Exercise material:
▼▼▼

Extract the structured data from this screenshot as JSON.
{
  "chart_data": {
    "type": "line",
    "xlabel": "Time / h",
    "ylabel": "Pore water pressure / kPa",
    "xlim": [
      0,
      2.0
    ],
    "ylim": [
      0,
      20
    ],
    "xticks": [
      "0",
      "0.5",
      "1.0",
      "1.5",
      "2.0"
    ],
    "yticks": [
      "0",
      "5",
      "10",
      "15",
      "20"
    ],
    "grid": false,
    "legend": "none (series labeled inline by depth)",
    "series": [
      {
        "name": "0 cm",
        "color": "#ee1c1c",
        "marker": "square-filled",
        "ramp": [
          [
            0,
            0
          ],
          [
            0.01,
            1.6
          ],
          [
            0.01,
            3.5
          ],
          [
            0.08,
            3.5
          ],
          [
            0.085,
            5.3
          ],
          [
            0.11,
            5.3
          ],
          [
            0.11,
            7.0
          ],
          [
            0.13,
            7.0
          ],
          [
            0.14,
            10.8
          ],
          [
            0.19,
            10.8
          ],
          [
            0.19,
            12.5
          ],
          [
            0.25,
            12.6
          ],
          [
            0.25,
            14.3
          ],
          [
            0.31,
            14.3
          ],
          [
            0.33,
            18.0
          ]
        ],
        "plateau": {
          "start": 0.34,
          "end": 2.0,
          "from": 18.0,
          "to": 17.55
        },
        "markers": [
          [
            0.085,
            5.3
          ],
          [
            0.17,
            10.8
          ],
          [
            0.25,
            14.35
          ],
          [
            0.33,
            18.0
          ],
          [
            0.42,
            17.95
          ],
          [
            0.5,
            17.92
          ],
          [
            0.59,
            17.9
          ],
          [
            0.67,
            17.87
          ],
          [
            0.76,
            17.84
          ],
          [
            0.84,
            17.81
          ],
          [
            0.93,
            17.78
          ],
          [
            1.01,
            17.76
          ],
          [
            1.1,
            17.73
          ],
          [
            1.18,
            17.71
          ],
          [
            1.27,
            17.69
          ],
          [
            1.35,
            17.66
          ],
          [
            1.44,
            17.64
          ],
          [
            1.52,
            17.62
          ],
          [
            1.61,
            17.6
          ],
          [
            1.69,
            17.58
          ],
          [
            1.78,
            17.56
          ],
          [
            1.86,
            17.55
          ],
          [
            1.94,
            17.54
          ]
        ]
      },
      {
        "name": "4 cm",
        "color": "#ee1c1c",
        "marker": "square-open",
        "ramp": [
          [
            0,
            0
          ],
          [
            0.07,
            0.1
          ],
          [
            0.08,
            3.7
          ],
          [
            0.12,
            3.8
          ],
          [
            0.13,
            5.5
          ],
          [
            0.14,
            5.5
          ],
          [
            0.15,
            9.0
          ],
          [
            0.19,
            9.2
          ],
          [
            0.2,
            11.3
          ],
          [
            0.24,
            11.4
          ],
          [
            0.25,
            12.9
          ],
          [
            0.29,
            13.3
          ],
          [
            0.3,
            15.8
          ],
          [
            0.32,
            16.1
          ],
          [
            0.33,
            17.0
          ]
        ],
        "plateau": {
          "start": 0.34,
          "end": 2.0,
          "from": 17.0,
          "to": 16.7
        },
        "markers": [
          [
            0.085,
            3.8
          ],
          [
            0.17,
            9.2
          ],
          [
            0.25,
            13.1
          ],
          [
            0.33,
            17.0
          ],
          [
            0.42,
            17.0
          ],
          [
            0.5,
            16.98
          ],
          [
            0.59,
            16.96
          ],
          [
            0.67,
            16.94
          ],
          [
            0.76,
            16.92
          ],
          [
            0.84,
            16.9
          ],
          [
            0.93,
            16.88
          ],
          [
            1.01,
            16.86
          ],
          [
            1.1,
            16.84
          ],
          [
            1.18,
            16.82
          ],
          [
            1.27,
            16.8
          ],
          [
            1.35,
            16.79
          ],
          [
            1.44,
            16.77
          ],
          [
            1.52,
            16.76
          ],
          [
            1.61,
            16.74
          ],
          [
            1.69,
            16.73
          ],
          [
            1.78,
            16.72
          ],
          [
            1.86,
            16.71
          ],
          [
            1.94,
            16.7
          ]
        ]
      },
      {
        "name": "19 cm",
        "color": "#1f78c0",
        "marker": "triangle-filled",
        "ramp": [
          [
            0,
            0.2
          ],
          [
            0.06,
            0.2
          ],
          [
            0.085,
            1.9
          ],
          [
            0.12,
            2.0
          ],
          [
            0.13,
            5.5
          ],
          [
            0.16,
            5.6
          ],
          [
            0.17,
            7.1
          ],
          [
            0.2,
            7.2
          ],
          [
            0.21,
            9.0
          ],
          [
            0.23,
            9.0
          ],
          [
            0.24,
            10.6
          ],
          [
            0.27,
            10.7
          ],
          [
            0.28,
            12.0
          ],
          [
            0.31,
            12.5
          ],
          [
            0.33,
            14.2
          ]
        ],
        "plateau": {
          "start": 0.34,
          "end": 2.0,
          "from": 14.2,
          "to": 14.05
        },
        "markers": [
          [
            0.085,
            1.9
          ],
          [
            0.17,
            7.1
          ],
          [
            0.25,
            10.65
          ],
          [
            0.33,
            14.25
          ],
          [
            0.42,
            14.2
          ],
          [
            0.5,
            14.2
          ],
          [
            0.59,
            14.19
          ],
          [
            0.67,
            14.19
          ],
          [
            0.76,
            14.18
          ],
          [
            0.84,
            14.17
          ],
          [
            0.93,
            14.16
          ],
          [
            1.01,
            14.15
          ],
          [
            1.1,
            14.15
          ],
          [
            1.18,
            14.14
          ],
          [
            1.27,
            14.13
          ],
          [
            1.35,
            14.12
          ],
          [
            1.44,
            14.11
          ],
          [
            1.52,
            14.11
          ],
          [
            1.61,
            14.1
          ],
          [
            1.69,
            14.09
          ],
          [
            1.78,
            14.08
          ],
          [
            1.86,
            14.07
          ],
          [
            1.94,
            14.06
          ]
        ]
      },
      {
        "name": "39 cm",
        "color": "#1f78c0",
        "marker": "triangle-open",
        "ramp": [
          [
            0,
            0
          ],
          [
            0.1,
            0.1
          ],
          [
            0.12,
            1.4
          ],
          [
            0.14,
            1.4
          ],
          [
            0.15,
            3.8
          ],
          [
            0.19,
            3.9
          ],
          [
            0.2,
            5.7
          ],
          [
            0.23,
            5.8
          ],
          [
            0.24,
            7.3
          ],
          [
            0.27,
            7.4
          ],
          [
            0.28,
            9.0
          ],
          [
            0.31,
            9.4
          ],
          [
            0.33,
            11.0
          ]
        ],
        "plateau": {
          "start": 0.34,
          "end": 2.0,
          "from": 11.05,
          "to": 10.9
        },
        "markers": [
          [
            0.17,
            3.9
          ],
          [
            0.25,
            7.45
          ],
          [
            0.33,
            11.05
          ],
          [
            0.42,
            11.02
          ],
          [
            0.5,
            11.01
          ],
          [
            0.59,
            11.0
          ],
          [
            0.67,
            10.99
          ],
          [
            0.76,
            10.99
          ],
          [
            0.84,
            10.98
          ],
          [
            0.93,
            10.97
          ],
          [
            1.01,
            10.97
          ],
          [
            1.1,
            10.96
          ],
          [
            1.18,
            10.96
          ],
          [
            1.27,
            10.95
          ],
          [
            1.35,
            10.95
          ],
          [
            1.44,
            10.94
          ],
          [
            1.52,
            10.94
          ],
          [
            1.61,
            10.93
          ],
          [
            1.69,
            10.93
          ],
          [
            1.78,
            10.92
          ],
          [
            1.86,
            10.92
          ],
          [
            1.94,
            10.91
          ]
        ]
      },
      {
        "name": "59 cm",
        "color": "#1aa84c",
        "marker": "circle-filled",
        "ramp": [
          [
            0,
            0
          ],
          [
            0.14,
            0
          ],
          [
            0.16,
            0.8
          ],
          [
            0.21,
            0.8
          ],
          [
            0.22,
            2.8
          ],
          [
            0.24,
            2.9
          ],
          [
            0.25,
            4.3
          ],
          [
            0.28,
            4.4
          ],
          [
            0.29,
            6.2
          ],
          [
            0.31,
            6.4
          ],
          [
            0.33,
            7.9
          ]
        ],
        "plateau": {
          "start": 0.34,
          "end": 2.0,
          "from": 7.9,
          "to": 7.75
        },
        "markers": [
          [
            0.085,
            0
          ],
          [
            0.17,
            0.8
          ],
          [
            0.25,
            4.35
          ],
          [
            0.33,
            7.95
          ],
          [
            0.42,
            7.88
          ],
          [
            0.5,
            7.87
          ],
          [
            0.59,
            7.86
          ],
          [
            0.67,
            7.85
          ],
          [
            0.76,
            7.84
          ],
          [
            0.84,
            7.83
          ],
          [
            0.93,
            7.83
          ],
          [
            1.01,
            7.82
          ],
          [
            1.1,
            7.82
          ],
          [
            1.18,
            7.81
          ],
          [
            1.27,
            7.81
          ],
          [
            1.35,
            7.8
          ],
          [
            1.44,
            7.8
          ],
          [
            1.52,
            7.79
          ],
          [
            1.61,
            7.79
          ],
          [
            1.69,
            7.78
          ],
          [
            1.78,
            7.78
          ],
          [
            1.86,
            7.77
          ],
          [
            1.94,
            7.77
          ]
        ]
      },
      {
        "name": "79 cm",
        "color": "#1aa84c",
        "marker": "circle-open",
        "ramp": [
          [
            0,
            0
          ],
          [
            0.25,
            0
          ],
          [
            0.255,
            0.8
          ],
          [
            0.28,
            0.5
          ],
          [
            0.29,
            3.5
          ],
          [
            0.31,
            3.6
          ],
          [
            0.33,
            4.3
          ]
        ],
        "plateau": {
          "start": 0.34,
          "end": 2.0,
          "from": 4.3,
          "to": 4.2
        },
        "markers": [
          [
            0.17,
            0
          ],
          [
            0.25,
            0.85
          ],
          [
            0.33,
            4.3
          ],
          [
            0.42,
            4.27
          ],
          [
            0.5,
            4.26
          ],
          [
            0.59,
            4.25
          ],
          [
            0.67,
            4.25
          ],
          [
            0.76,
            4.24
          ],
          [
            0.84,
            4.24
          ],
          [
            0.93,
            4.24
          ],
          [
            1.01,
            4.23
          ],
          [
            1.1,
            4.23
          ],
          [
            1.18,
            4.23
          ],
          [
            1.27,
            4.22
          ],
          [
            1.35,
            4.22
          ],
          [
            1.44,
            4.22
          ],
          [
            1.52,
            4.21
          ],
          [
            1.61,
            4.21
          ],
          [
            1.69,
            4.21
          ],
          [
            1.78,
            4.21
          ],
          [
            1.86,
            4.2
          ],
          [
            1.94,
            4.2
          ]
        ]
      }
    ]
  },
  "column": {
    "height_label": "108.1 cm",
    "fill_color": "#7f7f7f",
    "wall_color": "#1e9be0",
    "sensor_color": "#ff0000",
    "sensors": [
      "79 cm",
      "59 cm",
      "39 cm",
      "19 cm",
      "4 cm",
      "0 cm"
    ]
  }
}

▲▲▲

Given instruction:
Exactly how many lines of the listing above contain the string "triangle"? Give no more than the number.

The answer:
2